• **Data for processing**
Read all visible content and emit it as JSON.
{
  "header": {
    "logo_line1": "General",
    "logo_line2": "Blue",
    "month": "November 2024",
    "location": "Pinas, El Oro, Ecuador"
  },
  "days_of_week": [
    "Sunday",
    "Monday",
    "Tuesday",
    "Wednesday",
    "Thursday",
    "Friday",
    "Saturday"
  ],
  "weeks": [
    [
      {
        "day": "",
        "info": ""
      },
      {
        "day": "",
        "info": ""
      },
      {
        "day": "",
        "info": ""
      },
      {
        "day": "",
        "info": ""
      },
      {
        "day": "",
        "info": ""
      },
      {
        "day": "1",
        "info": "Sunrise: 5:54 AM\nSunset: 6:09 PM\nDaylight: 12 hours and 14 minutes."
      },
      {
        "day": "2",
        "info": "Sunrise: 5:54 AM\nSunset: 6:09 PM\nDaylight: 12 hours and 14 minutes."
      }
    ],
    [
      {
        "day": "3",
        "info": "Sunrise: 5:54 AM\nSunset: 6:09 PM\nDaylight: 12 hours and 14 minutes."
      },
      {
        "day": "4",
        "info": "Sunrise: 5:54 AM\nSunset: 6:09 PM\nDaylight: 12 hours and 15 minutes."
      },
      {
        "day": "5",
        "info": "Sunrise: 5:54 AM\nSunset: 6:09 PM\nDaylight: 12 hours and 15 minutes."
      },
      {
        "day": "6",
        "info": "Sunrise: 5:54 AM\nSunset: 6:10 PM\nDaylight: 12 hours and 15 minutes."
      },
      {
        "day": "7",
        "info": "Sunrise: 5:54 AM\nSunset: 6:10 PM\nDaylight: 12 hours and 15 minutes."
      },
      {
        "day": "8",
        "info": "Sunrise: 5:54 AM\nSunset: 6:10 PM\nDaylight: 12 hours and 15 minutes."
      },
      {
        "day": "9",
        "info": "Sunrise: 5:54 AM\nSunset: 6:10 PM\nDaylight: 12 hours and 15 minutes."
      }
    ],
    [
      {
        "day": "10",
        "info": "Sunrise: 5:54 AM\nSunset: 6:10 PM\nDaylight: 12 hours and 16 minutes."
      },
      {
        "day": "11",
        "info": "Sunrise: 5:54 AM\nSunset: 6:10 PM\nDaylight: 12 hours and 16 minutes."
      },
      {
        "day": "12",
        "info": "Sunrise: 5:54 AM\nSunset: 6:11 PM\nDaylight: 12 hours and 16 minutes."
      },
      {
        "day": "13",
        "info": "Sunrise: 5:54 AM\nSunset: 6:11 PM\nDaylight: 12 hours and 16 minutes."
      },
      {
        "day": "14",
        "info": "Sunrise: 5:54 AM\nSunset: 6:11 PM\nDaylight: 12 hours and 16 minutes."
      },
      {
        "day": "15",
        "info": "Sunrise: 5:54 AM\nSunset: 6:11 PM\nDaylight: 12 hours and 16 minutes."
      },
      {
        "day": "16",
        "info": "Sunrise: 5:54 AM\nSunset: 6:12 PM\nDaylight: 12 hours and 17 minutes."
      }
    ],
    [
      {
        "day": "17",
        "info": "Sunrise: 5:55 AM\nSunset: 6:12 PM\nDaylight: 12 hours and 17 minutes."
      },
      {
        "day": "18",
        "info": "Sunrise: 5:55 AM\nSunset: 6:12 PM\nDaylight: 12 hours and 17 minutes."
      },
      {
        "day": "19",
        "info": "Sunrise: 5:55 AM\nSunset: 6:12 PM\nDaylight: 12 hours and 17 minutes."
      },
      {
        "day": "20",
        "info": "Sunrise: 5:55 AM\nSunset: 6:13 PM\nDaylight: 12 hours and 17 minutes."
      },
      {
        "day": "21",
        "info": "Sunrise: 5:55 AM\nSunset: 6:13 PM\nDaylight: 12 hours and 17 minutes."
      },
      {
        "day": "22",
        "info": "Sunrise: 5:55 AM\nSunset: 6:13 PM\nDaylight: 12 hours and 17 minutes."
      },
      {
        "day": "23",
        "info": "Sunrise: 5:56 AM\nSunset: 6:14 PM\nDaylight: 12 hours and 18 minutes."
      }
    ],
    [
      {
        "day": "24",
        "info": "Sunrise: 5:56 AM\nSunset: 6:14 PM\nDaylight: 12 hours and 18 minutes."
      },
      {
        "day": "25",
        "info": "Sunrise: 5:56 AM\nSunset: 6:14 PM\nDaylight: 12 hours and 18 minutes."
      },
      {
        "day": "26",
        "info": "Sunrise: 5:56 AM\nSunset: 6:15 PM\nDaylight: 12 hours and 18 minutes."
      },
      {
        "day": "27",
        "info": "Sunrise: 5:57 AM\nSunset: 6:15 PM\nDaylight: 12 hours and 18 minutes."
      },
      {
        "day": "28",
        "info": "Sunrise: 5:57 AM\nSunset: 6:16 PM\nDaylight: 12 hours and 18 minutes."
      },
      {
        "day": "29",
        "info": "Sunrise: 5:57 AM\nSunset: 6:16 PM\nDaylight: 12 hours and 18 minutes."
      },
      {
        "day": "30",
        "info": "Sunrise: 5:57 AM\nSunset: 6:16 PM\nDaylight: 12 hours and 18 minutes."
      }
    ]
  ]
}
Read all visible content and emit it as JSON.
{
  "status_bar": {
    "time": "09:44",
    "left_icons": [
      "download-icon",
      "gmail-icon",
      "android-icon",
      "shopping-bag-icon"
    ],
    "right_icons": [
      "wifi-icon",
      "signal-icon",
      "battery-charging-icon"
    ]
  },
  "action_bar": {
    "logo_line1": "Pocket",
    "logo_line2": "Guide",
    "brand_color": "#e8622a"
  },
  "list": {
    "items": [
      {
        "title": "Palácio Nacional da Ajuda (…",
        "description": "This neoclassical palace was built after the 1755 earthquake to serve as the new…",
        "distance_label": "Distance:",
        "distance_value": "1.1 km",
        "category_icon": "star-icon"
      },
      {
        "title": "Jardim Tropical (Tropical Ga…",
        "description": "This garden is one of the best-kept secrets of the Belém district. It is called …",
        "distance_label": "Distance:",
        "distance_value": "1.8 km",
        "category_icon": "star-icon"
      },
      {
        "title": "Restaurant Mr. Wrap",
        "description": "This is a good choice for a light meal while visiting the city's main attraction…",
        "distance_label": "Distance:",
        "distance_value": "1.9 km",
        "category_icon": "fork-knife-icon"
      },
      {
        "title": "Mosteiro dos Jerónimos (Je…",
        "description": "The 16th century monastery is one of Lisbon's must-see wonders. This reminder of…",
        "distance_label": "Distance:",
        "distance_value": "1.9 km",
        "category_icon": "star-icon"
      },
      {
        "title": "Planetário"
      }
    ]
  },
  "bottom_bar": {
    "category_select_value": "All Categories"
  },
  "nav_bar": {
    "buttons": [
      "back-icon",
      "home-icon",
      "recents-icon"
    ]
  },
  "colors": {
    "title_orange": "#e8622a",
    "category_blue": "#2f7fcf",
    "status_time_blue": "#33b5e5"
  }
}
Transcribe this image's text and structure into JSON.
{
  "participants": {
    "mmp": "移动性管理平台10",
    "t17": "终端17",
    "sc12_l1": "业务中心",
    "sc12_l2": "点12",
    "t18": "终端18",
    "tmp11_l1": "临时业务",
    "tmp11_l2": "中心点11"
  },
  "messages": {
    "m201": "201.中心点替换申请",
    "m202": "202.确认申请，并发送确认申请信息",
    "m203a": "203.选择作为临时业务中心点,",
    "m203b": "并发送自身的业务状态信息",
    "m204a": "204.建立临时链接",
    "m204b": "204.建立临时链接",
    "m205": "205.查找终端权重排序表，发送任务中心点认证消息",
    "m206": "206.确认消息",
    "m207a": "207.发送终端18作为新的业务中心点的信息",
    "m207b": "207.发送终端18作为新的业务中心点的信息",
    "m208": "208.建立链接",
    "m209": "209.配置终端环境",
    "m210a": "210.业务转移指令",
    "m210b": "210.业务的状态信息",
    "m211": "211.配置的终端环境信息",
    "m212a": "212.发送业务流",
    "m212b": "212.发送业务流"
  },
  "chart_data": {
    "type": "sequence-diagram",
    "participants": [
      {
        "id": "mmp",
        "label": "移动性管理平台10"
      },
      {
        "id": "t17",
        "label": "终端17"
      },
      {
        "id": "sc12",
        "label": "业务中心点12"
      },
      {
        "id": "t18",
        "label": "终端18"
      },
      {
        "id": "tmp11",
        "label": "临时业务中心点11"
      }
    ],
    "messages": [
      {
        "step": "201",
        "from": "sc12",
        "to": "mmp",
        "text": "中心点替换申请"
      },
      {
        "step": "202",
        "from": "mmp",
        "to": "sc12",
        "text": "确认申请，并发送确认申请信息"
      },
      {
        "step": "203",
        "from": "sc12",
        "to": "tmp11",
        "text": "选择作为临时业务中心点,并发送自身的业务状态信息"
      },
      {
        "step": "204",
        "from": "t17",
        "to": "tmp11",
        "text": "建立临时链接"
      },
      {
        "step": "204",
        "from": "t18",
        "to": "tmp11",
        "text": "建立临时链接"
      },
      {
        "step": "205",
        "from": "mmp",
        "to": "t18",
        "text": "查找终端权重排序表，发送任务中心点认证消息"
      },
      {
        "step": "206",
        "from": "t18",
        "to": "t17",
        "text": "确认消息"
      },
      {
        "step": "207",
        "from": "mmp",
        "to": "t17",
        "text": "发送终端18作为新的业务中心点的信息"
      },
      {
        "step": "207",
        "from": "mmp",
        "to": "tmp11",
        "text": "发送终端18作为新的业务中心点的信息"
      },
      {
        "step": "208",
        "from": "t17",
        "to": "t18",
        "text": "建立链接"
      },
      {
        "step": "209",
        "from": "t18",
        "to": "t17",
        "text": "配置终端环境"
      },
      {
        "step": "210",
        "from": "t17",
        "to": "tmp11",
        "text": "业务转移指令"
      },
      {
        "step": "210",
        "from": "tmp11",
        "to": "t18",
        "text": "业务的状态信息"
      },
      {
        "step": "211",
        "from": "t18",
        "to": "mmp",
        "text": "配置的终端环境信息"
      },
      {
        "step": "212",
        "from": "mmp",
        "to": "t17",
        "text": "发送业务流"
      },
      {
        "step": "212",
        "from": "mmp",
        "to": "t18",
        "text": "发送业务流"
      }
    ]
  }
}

• **Directions**
Provide the count, and nothing else, of lines in the data above where the word "查找终端权重排序表" occurs.

• **Result**
2